Stored records

------------------------------------------------------------

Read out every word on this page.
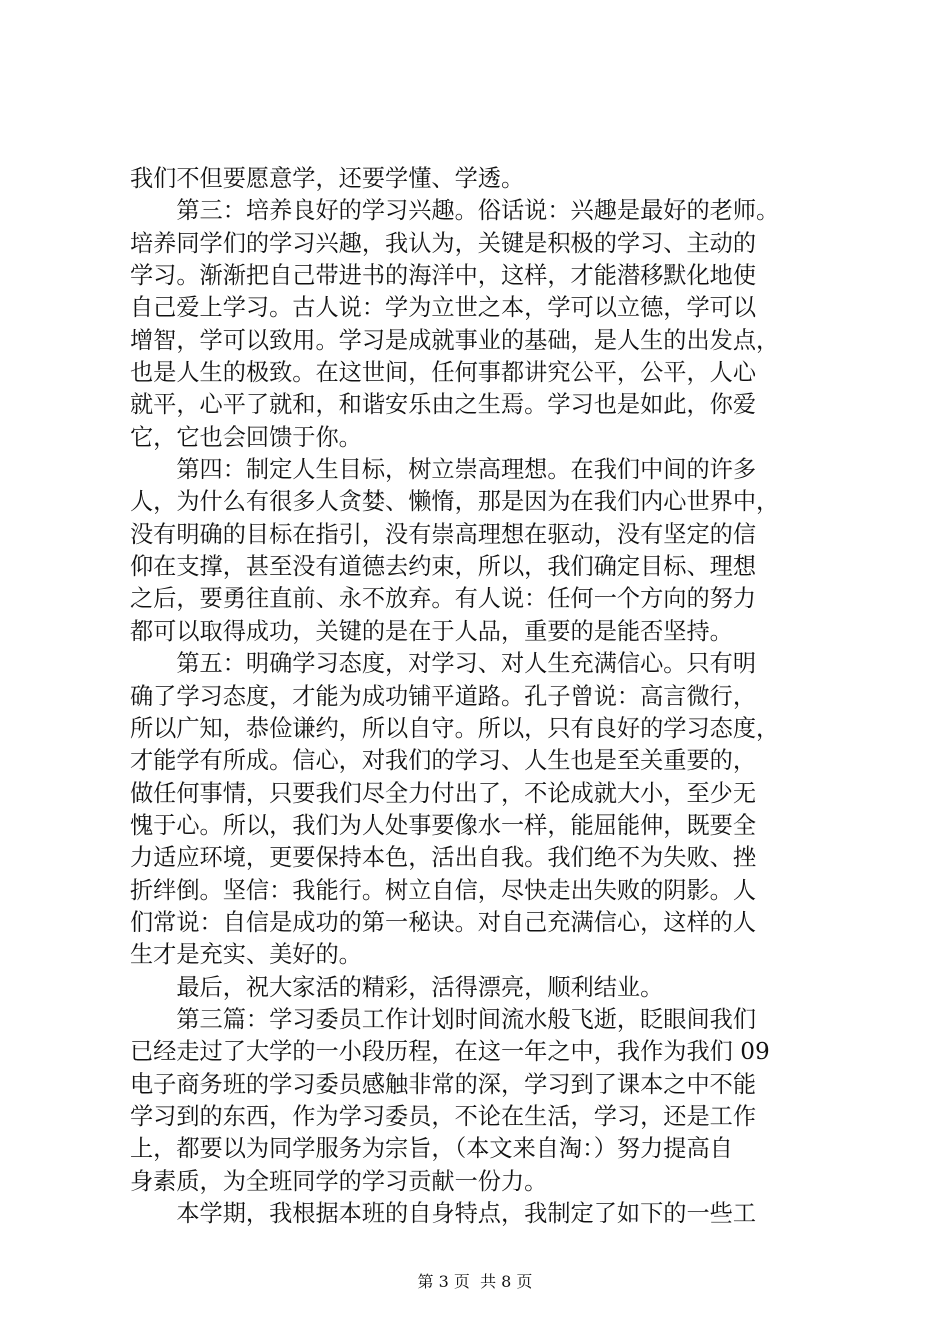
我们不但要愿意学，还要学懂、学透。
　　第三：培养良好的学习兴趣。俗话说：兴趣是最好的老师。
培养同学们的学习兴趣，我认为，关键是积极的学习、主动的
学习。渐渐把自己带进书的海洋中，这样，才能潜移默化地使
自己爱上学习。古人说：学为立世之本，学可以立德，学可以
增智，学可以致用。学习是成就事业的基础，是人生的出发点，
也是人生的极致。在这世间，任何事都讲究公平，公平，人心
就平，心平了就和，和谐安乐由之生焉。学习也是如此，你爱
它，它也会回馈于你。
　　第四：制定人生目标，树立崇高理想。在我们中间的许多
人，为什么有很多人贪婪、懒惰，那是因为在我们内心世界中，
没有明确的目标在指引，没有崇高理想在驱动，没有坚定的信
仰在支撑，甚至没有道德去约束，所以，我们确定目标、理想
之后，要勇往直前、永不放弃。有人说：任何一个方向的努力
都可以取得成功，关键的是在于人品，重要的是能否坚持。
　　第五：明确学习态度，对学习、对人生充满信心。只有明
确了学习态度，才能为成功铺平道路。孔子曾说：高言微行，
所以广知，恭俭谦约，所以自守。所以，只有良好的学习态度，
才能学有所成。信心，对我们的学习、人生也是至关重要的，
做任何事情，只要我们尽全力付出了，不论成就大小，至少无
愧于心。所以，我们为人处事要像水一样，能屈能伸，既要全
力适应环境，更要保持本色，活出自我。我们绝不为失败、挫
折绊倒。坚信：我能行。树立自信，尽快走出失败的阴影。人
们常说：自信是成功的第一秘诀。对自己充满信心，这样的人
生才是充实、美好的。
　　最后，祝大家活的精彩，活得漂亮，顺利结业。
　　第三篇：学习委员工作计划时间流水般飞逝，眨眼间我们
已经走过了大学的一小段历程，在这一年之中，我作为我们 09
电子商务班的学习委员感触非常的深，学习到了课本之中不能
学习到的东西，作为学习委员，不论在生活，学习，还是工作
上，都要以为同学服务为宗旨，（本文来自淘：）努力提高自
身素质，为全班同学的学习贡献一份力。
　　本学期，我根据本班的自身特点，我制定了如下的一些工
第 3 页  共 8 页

------------------------------------------------------------

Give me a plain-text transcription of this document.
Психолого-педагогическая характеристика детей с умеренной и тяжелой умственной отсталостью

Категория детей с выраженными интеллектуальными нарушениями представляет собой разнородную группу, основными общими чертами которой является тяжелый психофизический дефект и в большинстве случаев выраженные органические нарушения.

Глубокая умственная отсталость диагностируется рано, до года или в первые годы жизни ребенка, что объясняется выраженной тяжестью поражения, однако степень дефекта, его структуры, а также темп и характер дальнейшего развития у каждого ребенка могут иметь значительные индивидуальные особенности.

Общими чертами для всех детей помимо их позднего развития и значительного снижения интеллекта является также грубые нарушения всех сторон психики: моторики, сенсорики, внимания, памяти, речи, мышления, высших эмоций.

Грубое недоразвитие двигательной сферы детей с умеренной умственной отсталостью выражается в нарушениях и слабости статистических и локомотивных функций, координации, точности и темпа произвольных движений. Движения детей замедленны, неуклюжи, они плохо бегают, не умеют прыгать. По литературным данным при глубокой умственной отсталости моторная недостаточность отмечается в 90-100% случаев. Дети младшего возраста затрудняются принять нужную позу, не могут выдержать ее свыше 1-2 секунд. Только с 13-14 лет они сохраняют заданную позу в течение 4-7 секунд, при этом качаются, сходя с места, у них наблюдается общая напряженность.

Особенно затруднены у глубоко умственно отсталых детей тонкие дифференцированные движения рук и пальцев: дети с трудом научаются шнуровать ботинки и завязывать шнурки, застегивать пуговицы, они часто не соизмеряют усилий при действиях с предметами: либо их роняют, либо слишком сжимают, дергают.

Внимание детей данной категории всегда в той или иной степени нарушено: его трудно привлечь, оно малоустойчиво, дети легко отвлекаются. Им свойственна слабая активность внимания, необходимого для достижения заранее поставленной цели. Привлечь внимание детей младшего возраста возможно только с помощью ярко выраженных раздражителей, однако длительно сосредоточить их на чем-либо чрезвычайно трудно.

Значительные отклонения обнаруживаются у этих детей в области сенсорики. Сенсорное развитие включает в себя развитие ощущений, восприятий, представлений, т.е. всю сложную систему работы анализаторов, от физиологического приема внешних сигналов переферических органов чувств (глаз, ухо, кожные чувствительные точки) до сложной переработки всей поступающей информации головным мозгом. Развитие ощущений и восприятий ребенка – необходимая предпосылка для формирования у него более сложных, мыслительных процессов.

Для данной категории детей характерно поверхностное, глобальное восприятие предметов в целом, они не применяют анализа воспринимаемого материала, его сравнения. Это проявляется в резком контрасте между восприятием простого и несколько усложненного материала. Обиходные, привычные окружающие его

------------------------------------------------------------

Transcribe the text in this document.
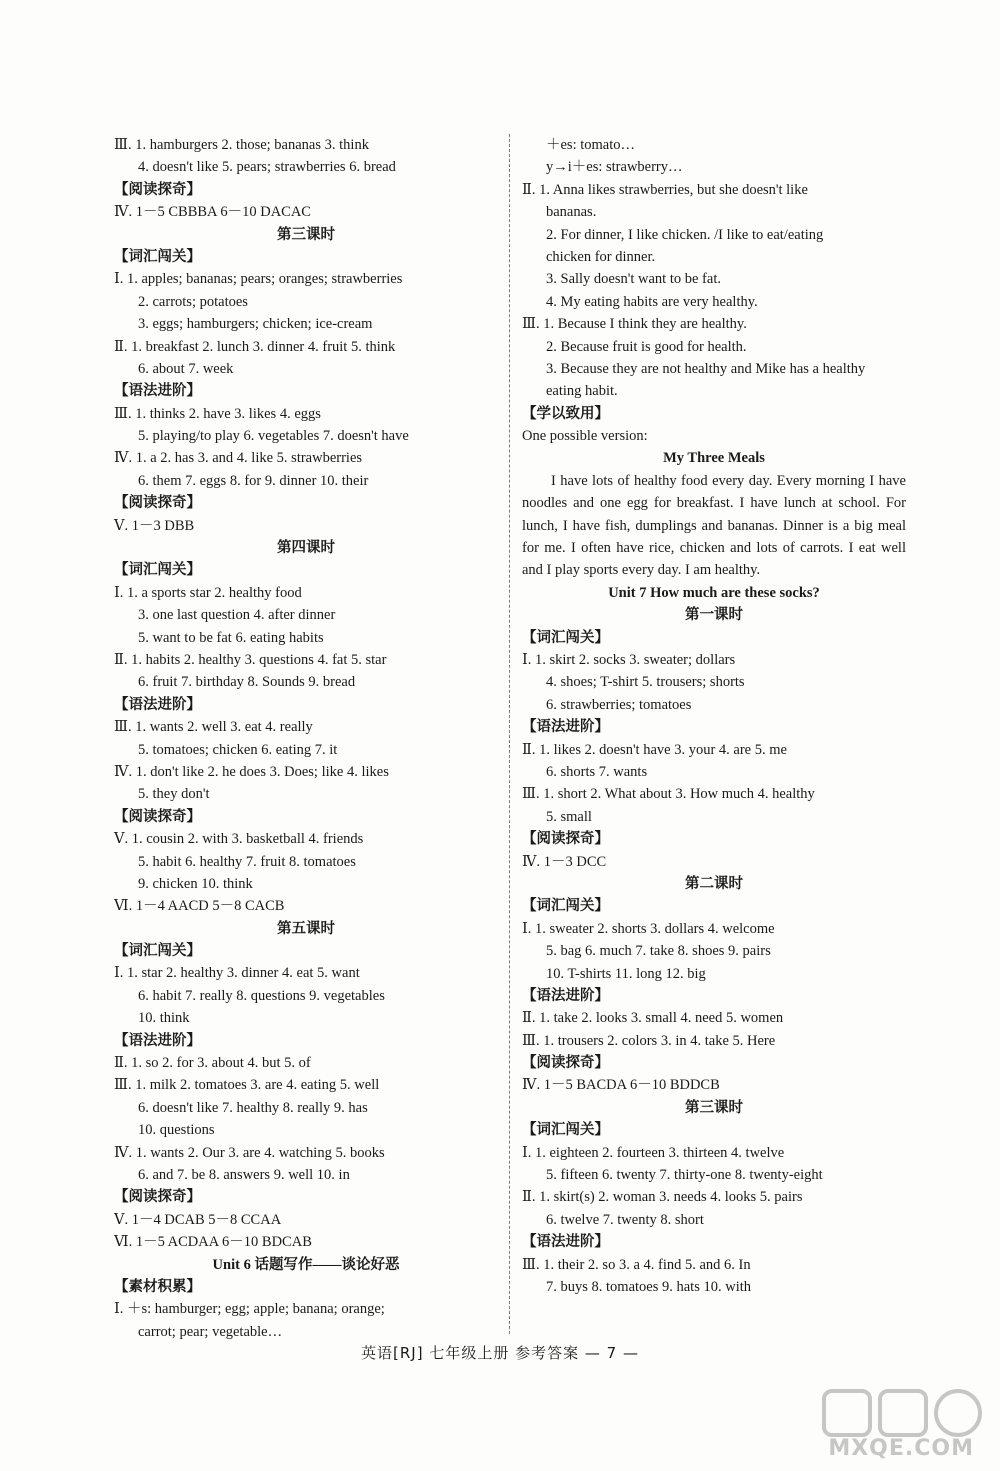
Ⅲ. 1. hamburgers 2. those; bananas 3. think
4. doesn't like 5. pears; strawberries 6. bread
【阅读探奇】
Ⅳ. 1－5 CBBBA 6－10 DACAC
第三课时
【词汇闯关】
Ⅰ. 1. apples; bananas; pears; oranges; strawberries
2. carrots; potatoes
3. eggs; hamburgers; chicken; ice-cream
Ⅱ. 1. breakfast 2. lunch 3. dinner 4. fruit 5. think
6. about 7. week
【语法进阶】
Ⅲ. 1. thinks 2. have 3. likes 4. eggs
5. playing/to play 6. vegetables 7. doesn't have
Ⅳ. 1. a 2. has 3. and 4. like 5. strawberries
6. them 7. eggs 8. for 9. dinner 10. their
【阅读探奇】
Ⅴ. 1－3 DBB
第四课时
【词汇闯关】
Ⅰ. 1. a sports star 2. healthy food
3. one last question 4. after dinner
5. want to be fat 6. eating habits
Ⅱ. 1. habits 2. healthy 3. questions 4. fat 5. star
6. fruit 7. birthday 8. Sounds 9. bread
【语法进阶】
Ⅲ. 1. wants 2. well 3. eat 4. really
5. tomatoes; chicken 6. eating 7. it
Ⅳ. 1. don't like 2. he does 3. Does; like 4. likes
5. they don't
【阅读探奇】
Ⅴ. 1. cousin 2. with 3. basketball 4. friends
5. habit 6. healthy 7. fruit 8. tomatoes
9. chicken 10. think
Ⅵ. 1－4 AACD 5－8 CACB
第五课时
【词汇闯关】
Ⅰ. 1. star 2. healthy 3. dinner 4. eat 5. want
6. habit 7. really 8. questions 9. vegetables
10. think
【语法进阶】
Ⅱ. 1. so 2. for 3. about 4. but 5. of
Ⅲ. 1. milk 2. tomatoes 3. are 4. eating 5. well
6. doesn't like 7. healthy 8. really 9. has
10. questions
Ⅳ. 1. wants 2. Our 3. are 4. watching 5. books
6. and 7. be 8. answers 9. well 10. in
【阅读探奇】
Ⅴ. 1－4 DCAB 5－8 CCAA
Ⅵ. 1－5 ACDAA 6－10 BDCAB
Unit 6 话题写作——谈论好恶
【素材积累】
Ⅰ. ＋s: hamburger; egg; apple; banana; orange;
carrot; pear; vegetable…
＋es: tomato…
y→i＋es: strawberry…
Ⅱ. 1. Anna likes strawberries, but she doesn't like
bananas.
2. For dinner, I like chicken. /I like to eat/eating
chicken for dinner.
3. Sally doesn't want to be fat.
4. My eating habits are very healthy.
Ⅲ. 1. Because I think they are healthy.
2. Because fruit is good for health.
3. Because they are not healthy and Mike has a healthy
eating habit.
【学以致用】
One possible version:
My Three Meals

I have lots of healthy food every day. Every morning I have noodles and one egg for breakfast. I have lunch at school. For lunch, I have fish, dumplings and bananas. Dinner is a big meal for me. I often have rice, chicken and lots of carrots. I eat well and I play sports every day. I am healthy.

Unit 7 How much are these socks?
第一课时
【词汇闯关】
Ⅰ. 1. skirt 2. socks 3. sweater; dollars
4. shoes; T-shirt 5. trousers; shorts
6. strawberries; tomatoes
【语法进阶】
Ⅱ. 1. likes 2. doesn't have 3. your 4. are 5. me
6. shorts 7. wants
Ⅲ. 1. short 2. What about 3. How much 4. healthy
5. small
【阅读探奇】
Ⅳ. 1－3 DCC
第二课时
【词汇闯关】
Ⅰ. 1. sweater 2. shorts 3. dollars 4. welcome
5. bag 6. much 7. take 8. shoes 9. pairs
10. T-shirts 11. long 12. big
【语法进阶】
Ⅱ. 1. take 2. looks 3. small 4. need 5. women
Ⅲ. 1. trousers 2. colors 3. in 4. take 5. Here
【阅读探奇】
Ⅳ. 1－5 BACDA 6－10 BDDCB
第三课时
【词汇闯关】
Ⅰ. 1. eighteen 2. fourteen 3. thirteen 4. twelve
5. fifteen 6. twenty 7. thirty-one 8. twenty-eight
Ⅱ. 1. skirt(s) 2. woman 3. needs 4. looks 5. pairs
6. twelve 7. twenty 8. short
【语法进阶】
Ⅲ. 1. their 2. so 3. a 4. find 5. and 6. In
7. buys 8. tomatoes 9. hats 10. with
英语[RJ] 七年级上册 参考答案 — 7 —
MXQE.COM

------------------------------------------------------------

Work to complete: From the material above, gather all lines that include the string "pairs" and copy them.

Answer in full:
5. bag 6. much 7. take 8. shoes 9. pairs
Ⅱ. 1. skirt(s) 2. woman 3. needs 4. looks 5. pairs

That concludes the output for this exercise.